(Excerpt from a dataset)
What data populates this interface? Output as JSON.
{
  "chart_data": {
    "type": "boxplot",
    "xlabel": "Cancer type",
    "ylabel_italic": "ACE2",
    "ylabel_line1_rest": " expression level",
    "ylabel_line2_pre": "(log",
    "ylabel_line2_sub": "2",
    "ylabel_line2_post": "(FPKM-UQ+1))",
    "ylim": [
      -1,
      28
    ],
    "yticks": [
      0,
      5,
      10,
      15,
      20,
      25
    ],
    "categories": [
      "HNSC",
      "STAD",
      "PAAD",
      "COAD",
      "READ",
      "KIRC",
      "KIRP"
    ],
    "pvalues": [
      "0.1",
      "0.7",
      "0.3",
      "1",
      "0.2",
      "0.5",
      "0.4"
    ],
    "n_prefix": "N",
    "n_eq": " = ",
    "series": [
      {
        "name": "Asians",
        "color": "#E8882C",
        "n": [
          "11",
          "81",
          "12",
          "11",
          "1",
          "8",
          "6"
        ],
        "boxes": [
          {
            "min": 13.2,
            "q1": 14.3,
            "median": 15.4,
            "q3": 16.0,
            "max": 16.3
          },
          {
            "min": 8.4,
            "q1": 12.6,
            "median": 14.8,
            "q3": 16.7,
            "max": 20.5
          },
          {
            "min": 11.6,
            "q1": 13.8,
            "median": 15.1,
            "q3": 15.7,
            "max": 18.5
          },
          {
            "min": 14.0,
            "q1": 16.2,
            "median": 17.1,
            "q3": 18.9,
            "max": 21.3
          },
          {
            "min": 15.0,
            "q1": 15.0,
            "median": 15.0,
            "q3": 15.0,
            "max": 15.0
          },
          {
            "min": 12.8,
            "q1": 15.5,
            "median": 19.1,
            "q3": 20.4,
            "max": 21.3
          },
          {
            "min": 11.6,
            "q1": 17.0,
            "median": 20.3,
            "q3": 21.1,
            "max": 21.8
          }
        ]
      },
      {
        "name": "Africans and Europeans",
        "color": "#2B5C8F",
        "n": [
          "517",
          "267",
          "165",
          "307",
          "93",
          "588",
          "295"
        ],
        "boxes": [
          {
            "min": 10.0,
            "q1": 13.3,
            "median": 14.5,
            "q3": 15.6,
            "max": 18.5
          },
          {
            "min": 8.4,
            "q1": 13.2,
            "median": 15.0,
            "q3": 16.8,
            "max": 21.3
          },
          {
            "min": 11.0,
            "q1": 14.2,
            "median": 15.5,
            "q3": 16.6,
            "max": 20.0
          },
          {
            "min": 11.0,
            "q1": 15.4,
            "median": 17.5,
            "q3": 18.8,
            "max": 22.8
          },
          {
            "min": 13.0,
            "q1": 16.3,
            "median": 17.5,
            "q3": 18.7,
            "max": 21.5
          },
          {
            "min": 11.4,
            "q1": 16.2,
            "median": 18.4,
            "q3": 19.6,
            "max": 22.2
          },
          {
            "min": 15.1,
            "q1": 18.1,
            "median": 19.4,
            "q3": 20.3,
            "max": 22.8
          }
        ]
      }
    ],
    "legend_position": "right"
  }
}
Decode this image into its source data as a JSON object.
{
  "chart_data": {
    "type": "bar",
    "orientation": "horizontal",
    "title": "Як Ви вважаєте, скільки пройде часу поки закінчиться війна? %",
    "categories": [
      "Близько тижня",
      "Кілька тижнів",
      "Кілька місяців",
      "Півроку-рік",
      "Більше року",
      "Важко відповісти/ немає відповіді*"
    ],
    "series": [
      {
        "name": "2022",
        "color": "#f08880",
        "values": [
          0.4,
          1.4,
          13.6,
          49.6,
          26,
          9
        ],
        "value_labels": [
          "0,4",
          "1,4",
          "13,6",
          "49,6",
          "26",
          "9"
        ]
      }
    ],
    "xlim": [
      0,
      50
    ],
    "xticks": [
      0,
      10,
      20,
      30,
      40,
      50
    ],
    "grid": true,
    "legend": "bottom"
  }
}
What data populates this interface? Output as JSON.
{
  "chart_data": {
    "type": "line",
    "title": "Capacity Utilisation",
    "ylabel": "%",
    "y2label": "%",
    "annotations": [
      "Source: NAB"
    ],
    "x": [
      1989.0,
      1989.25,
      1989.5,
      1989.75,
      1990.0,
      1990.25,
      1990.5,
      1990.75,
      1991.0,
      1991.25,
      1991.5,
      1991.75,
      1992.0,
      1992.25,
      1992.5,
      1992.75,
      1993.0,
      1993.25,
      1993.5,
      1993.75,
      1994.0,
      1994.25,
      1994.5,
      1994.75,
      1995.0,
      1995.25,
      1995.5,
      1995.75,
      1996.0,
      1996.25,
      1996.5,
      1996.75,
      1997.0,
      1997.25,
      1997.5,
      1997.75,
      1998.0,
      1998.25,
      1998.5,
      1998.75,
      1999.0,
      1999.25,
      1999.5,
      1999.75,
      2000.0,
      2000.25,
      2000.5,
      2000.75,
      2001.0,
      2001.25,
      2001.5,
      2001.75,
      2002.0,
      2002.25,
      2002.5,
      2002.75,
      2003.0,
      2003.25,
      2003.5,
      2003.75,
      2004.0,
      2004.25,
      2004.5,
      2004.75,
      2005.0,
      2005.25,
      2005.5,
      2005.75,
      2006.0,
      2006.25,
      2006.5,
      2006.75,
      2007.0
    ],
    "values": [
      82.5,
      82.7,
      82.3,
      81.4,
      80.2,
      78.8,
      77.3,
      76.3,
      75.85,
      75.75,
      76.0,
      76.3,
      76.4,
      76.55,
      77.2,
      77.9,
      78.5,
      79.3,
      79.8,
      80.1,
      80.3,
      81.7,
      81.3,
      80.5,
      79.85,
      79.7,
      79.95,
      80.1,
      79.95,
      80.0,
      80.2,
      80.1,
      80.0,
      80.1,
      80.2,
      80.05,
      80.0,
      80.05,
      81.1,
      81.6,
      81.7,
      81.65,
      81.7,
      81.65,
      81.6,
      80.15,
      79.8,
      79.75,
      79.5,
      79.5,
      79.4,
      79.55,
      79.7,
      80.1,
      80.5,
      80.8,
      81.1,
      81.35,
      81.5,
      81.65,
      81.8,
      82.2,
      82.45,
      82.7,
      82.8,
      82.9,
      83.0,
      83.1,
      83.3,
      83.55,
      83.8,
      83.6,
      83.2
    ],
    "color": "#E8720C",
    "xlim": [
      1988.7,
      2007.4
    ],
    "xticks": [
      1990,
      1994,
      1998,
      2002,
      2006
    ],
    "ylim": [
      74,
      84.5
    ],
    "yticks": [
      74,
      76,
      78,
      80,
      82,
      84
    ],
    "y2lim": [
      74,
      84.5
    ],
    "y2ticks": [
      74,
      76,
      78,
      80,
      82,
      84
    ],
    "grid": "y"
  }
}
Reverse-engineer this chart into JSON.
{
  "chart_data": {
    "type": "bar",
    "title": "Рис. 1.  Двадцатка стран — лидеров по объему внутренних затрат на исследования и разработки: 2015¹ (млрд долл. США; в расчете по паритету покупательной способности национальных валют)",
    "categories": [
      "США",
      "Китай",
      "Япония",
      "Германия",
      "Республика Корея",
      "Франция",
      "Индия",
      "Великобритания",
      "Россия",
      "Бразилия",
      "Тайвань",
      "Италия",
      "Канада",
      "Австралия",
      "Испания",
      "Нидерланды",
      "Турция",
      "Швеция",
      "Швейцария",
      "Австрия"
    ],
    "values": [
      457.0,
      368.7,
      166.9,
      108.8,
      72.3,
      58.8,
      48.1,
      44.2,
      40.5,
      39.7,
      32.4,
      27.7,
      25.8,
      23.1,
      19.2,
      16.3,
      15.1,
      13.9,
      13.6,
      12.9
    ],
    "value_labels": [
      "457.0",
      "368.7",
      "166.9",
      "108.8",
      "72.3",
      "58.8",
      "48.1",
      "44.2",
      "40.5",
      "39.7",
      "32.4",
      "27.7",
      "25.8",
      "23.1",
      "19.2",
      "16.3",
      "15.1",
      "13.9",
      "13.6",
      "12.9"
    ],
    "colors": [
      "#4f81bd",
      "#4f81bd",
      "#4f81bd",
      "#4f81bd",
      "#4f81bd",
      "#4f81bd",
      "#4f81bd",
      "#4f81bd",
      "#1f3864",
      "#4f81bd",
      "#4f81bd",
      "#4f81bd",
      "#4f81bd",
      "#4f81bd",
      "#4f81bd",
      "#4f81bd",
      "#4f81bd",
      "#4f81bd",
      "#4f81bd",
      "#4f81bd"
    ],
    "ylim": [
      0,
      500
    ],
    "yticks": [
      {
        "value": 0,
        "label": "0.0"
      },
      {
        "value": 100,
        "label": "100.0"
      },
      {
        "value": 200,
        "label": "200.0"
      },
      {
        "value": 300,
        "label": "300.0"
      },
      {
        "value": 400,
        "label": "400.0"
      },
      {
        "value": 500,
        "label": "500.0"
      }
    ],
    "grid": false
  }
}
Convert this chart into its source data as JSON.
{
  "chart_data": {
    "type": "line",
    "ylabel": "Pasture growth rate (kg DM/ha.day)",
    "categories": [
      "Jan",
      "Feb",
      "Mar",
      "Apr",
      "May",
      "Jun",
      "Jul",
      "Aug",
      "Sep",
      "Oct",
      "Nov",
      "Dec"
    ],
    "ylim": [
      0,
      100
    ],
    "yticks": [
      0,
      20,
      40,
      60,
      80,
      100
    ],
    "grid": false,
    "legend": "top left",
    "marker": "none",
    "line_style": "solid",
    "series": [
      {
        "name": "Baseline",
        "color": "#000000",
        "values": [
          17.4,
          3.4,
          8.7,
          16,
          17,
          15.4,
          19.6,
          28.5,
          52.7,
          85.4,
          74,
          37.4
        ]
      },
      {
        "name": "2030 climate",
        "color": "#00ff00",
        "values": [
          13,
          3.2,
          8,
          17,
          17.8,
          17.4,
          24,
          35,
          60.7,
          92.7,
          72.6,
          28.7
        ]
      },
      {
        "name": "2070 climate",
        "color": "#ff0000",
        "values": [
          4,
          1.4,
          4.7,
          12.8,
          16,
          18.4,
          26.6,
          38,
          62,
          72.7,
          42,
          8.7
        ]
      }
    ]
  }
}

» Exercise details: Go through the entries above and pull out each line with "into" in it.

» Answer below:
Decode this image into its source data as a JSON object.
Reverse-engineer this chart into JSON.
Convert this chart into its source data as JSON.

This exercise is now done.